• _Text segment_:

Charles Chao, CEO and chairman of SINA, which offers a micro blogging service used by 500 million Chinese, said financial services may be the next business to be changed by mobile in China. “The internet makes everything more transparent.”

One company pushing to grow outside China is FunPlus Game, cofounded by Andy Zhong. Looking for a growth market in the next 3 or 4 years, he settled on Europe. After launching in Turkey, he was surprised by interest in the Middle East. Culture and technical innovation both matter in the gaming business, he said, so the company’s top managers all love gaming, hail from several countries, rotate their country location every 3 to 6 months, and work on cross-country teams to develop game features. In contrast, Lau said Tencent’s strategy was to invest in other gaming companies outside China.

Progress on best practices

Intellectual property theft and fraud are still a concern, said Gary Locke, U.S. Ambassador to China. Investors in China need advisors on how to write disclosure agreements, he said, but he added that the situation is improving because China’s own technology companies now have IP to lose. “I think [government] leaders realize [that] to move into a higher wage society, they will need to step up intellectual property rights.”

 

Private equity firms are also concerned with running afoul of the U.S. Foreign Corrupt Practices Act when dealing with Chinese government and business entities, Manning said. Ken Wilcox, chairman of Silicon Valley Bank, agreed. The bank is the only U.S. bank yet licensed to operate directly in China. “At least once a week someone tells me about a niece or nephew at Stanford who would like to work at the bank,” said Wilcox. “We keep meticulous records because J.P. Morgan’s experience [of being investigated by the U.S. Securities and Exchange Commission for hiring children of Chinese business partners] is what all of us experienced, just in a more extreme fashion.” Such a request may seem “polite, correct, and sensible” to someone raised in Chinese culture but dangerous to Americans, he said. “The longer I live in China, the more I see the real cultural differences are subtle.”

• _Dataset excerpts_:
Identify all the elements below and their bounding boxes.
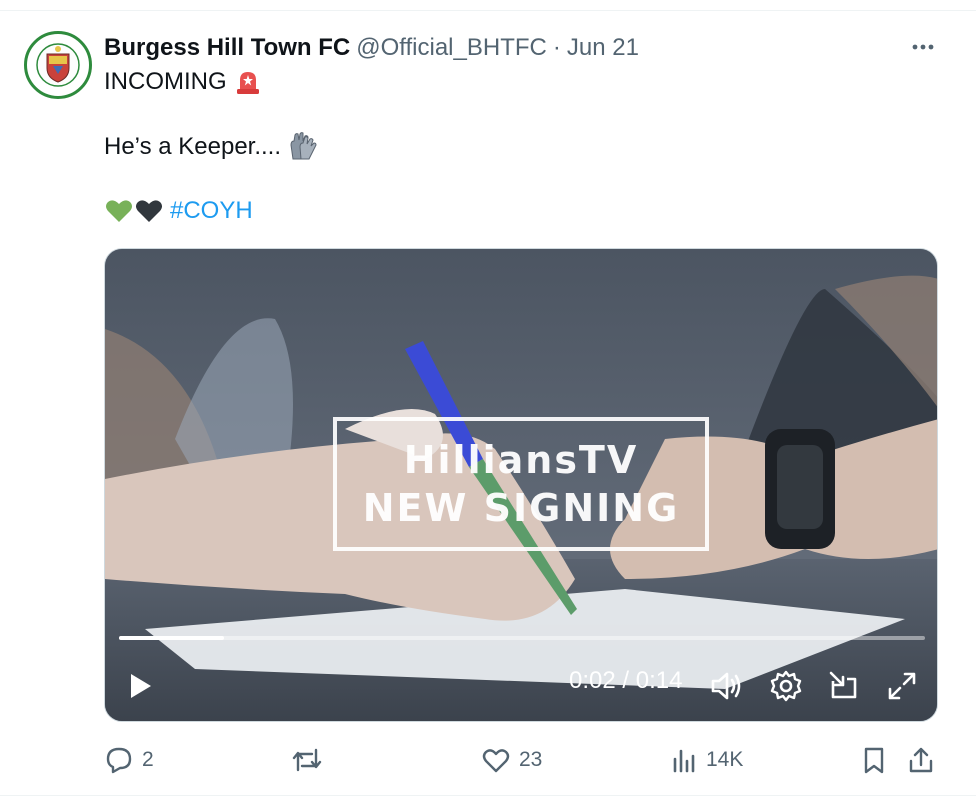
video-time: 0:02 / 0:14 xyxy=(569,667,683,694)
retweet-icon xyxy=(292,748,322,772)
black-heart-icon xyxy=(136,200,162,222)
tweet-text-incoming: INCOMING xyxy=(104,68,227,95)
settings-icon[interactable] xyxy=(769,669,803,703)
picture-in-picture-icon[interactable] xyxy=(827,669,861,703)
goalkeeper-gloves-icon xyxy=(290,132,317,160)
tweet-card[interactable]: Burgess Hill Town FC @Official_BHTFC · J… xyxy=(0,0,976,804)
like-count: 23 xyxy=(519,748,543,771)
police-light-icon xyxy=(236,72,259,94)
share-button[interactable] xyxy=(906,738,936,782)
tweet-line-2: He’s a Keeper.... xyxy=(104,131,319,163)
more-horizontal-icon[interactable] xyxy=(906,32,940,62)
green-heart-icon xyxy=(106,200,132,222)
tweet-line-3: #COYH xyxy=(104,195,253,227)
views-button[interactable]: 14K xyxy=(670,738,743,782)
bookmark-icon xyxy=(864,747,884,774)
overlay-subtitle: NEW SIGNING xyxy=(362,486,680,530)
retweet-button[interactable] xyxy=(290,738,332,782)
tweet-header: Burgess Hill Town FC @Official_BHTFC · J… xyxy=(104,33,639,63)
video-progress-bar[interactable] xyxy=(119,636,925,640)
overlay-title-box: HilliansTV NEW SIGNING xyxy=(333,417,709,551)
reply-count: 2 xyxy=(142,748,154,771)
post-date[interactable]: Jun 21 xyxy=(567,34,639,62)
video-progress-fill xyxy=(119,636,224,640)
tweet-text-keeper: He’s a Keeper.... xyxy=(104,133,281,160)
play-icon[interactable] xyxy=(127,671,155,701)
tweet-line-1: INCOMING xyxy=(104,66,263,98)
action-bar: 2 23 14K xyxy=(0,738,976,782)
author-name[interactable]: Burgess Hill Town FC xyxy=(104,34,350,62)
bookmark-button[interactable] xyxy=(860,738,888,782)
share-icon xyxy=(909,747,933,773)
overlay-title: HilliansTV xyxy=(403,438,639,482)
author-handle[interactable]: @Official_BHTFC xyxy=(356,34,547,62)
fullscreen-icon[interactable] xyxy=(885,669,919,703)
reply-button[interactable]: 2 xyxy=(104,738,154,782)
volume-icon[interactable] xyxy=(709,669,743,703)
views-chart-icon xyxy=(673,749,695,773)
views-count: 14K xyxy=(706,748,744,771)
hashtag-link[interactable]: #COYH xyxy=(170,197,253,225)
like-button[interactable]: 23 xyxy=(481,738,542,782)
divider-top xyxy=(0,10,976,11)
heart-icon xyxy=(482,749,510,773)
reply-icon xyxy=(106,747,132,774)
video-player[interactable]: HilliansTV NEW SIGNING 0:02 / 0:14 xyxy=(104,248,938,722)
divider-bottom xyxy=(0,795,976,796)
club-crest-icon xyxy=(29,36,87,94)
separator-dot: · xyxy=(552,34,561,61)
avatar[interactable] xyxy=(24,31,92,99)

==

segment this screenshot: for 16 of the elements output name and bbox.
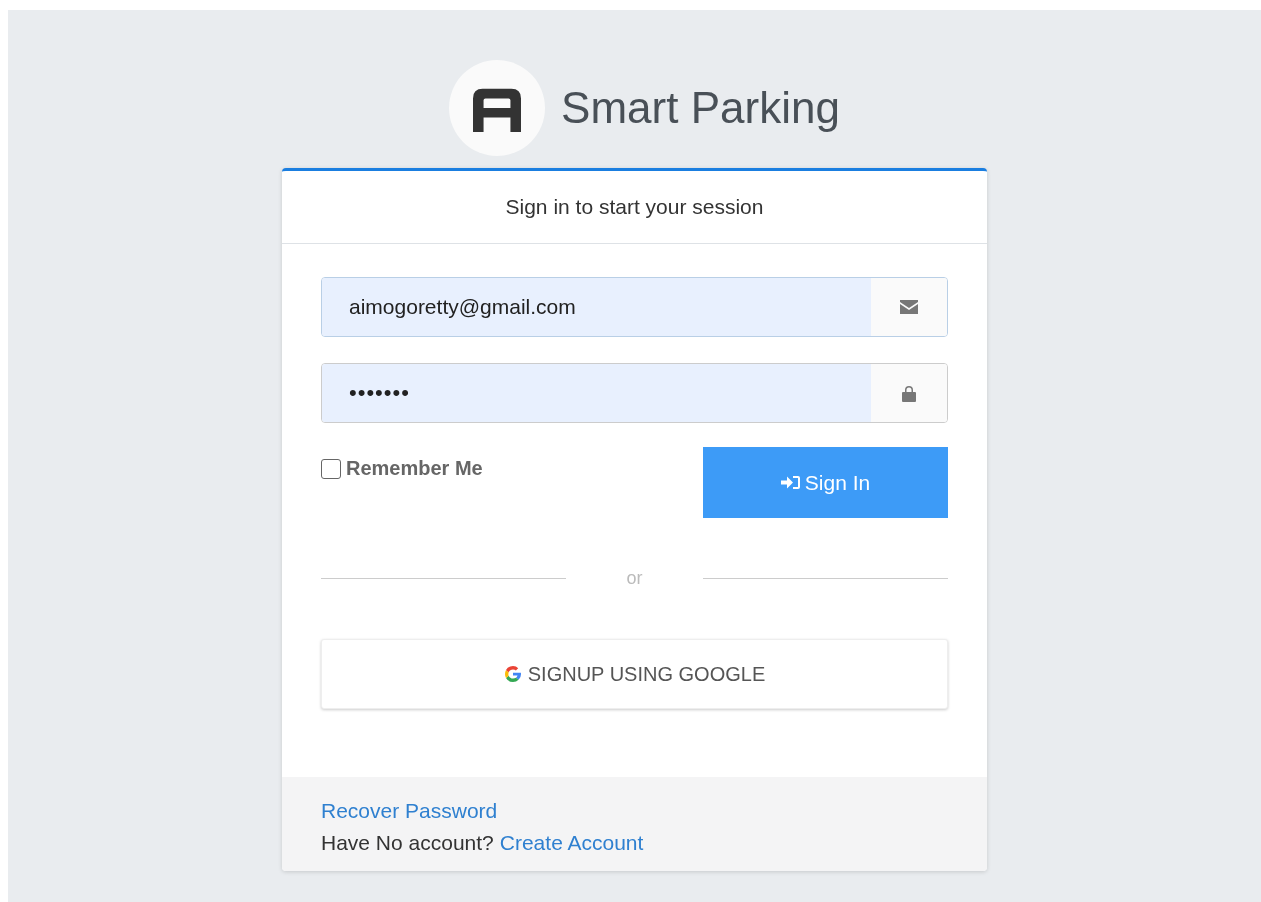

---

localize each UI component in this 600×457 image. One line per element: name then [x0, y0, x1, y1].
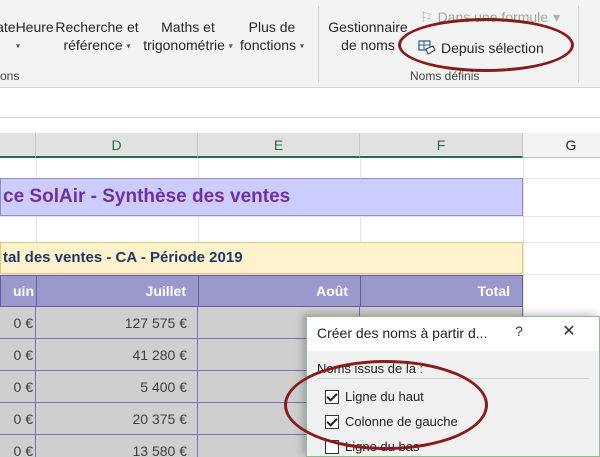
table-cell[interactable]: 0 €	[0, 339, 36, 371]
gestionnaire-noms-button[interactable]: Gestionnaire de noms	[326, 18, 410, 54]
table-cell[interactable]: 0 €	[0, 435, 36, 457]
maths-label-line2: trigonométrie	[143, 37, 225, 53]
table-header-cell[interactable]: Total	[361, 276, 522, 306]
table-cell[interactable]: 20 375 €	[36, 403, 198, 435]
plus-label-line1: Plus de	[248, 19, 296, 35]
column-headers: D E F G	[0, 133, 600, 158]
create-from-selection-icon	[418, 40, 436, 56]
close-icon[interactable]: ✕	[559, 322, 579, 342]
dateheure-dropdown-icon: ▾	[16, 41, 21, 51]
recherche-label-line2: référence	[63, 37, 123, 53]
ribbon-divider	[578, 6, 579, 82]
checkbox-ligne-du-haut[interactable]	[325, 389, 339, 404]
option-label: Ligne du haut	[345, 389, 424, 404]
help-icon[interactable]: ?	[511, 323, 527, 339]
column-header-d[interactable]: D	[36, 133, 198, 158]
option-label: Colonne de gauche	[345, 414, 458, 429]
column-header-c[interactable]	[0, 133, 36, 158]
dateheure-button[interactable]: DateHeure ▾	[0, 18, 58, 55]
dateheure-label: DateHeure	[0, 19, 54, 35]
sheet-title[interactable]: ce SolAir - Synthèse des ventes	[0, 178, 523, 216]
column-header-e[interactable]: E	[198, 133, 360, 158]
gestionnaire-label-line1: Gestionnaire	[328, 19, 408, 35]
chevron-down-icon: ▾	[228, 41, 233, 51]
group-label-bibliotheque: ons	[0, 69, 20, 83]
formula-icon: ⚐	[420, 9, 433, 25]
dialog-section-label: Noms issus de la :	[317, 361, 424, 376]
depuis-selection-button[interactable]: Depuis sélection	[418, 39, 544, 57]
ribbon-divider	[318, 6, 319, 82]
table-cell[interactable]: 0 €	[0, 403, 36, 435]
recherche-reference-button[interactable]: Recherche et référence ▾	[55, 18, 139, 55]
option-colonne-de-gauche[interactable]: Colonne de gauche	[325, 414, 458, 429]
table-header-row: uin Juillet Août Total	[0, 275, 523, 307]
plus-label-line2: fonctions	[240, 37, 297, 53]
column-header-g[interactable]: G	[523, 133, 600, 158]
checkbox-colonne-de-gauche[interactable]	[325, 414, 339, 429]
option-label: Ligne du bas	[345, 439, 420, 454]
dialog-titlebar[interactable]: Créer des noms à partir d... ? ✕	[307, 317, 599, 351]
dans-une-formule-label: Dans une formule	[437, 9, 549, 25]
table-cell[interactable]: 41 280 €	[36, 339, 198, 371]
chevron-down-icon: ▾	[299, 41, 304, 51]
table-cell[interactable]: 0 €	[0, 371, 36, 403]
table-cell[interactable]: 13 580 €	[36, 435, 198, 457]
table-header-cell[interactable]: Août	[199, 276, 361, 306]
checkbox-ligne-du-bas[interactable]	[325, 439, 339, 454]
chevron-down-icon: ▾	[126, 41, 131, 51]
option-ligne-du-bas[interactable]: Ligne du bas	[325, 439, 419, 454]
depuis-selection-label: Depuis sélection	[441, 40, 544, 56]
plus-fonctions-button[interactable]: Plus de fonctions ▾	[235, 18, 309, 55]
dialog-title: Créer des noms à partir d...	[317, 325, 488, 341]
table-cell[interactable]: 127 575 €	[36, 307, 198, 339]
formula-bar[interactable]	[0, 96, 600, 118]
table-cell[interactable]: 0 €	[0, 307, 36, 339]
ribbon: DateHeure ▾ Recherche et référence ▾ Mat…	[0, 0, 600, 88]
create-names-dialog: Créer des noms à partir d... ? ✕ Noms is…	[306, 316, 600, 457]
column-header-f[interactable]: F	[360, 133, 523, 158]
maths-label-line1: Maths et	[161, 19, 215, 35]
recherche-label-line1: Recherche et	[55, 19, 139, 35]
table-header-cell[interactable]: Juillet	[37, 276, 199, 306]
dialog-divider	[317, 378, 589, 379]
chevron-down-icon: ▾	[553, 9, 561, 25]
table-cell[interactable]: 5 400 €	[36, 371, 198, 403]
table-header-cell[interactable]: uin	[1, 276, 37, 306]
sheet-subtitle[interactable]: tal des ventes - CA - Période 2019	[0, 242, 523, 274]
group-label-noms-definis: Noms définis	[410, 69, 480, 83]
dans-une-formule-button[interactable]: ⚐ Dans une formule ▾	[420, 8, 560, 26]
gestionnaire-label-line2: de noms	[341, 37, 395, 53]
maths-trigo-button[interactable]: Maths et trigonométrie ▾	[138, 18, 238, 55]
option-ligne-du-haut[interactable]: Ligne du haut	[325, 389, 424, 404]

• _Direction_:
Please answer these from the text on technology business in China:
(a) How many Chinese use the micro blogging service offered by SINA?
(b) How often do the top managers at FunPlus Game rotate their country location?
(c) Which bank is the only U.S. bank yet licensed to operate directly in China?

• _Worked solution_:
(a) 500 million.
(b) Every 3 to 6 months.
(c) Silicon Valley Bank.